[Saved entries]

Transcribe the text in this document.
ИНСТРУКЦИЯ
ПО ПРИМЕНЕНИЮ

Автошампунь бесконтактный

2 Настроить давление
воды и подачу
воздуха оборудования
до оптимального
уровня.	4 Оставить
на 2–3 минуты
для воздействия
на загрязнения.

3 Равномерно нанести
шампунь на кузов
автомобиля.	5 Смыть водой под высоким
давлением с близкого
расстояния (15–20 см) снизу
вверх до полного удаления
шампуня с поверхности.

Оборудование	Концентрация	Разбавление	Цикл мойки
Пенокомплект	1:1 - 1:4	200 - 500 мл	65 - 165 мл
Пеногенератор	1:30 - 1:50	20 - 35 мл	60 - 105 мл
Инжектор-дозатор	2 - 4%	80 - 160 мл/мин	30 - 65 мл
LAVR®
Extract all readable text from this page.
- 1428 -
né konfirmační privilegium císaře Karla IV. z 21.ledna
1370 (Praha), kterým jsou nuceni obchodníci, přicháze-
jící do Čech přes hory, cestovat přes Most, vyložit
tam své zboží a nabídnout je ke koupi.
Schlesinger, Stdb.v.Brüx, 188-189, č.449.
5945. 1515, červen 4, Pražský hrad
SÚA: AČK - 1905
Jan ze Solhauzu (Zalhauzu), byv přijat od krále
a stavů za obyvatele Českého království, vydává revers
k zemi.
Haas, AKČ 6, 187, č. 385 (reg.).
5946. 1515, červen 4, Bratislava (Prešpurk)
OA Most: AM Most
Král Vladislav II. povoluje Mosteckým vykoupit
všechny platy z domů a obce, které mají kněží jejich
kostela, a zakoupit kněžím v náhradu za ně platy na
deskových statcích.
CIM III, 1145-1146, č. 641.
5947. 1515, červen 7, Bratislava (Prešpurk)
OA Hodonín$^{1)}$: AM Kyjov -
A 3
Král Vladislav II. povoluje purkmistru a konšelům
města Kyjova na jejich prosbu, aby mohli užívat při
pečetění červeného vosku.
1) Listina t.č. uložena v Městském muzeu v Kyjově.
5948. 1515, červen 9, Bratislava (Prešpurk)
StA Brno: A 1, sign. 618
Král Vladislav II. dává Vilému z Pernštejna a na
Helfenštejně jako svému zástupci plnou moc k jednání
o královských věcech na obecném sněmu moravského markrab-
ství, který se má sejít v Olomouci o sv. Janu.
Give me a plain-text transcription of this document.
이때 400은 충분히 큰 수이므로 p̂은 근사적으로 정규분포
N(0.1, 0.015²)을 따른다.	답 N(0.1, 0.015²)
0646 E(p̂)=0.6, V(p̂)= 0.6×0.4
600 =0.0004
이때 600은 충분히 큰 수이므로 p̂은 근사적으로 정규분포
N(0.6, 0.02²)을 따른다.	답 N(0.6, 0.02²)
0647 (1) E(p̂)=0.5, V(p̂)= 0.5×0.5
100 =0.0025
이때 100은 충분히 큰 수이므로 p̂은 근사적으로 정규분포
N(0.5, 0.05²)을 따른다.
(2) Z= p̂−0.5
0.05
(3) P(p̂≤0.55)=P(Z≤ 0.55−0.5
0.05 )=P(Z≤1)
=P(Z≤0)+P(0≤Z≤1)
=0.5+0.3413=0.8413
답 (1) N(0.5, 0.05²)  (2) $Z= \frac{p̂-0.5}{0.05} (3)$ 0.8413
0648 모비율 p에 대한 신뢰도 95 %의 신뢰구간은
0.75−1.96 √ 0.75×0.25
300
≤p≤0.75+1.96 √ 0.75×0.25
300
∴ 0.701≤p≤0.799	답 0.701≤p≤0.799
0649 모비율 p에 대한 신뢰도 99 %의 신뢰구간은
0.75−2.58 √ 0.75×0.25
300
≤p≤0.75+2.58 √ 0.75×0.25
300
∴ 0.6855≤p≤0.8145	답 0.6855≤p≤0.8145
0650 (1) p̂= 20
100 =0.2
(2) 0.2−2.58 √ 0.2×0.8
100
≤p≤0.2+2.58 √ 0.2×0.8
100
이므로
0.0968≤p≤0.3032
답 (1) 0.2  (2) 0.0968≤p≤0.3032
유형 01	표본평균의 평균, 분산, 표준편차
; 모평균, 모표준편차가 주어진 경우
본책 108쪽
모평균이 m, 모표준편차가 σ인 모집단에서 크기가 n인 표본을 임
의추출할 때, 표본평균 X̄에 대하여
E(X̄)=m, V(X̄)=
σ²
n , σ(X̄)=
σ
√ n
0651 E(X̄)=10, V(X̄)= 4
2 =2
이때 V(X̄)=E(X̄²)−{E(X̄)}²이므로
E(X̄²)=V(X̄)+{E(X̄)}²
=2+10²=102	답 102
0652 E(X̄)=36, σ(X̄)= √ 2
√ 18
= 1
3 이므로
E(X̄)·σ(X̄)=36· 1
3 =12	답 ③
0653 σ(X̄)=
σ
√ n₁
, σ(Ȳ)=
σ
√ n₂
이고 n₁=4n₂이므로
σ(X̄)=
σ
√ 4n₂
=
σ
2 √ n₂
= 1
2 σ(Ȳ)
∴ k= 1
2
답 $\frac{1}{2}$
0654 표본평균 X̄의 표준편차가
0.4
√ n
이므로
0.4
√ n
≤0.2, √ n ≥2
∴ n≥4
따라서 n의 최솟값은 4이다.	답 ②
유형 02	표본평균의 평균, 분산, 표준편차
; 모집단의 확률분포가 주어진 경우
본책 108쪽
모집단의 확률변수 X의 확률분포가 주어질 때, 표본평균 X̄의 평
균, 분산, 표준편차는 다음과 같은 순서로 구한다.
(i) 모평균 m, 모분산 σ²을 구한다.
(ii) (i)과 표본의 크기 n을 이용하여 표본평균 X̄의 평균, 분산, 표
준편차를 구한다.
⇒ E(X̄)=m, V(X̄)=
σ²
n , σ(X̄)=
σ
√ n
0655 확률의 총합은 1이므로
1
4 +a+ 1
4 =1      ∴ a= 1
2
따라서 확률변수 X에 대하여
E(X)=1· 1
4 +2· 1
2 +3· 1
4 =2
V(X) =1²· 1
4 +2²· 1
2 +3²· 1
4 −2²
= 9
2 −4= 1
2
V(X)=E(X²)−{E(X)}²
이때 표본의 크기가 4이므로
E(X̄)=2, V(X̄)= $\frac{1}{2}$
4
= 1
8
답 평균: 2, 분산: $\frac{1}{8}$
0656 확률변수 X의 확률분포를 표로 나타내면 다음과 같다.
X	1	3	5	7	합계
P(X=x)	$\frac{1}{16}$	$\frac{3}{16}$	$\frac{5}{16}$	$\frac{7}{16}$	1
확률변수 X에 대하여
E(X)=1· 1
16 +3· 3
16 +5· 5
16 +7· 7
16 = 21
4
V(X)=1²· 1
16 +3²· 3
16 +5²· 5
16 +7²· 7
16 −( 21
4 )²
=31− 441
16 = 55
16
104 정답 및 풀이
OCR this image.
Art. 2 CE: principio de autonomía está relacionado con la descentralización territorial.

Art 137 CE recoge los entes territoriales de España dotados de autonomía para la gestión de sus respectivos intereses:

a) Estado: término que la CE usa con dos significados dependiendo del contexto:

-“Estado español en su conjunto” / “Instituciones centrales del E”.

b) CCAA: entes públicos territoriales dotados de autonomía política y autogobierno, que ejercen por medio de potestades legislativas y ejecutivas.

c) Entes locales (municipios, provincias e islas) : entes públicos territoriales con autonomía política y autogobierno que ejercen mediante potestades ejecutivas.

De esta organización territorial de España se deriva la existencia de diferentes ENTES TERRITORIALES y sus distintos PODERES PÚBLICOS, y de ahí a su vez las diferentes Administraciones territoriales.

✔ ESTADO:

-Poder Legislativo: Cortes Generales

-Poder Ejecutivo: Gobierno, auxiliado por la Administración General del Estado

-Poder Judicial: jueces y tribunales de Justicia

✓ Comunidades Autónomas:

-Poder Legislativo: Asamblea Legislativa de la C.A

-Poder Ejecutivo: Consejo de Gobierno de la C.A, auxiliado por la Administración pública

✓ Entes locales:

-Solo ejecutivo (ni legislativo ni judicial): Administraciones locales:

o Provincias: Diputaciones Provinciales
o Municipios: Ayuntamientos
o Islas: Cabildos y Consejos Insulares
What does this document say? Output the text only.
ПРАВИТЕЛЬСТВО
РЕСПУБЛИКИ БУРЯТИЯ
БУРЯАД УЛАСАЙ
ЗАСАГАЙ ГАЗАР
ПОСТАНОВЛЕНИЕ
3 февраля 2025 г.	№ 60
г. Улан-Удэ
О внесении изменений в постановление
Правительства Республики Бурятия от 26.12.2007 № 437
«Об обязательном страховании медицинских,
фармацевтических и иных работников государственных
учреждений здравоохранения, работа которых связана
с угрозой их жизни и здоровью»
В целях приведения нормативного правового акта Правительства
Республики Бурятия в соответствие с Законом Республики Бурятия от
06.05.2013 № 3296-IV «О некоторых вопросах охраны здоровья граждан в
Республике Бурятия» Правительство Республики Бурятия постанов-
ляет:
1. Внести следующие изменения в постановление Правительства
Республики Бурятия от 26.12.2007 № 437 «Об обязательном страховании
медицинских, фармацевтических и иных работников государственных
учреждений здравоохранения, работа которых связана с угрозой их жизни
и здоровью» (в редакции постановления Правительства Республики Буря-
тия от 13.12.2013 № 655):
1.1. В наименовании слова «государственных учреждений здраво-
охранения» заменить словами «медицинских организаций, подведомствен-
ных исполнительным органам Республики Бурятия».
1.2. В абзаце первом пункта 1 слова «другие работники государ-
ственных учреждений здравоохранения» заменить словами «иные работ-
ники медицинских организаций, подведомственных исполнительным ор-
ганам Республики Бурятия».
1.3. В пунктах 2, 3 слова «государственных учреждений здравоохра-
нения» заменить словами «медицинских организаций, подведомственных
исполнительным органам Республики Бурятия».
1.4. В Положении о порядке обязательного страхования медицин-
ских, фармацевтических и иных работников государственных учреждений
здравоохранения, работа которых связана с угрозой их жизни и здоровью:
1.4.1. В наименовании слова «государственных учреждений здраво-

[The task]: From the data above, copy each line where the string "органам" appears.

[Correct result]:
ных исполнительным органам Республики Бурятия».
исполнительным органам Республики Бурятия».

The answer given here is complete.